Work required =
Give the material again in full, matching it exactly.

** start of Data entries **

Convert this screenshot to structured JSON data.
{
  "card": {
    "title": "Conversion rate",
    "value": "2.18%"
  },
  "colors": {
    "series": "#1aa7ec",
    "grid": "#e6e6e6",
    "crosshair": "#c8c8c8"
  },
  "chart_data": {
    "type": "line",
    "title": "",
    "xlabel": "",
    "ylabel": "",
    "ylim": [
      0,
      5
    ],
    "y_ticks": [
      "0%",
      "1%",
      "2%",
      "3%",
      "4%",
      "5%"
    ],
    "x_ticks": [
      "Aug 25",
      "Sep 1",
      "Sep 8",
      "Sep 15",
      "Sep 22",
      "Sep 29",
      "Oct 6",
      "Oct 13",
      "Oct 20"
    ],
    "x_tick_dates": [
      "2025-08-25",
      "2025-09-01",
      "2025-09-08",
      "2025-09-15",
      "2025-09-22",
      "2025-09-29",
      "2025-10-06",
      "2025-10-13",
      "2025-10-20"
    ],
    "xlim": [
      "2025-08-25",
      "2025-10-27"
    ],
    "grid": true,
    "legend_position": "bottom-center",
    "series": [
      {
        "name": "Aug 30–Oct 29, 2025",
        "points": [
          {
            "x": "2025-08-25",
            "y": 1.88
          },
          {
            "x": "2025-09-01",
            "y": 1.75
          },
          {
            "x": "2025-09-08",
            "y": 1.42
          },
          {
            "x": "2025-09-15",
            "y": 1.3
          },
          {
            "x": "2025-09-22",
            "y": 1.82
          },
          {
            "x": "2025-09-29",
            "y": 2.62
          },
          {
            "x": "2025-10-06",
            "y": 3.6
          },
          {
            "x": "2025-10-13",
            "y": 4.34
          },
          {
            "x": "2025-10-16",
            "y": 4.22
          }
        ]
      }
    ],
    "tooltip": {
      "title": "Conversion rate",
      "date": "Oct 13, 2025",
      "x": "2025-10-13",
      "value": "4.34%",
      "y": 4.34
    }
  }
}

** end of Data entries **

The reply =
Convert this screenshot to structured JSON data.
{
  "card": {
    "title": "Conversion rate",
    "value": "2.18%"
  },
  "colors": {
    "series": "#1aa7ec",
    "grid": "#e6e6e6",
    "crosshair": "#c8c8c8"
  },
  "chart_data": {
    "type": "line",
    "title": "",
    "xlabel": "",
    "ylabel": "",
    "ylim": [
      0,
      5
    ],
    "y_ticks": [
      "0%",
      "1%",
      "2%",
      "3%",
      "4%",
      "5%"
    ],
    "x_ticks": [
      "Aug 25",
      "Sep 1",
      "Sep 8",
      "Sep 15",
      "Sep 22",
      "Sep 29",
      "Oct 6",
      "Oct 13",
      "Oct 20"
    ],
    "x_tick_dates": [
      "2025-08-25",
      "2025-09-01",
      "2025-09-08",
      "2025-09-15",
      "2025-09-22",
      "2025-09-29",
      "2025-10-06",
      "2025-10-13",
      "2025-10-20"
    ],
    "xlim": [
      "2025-08-25",
      "2025-10-27"
    ],
    "grid": true,
    "legend_position": "bottom-center",
    "series": [
      {
        "name": "Aug 30–Oct 29, 2025",
        "points": [
          {
            "x": "2025-08-25",
            "y": 1.88
          },
          {
            "x": "2025-09-01",
            "y": 1.75
          },
          {
            "x": "2025-09-08",
            "y": 1.42
          },
          {
            "x": "2025-09-15",
            "y": 1.3
          },
          {
            "x": "2025-09-22",
            "y": 1.82
          },
          {
            "x": "2025-09-29",
            "y": 2.62
          },
          {
            "x": "2025-10-06",
            "y": 3.6
          },
          {
            "x": "2025-10-13",
            "y": 4.34
          },
          {
            "x": "2025-10-16",
            "y": 4.22
          }
        ]
      }
    ],
    "tooltip": {
      "title": "Conversion rate",
      "date": "Oct 13, 2025",
      "x": "2025-10-13",
      "value": "4.34%",
      "y": 4.34
    }
  }
}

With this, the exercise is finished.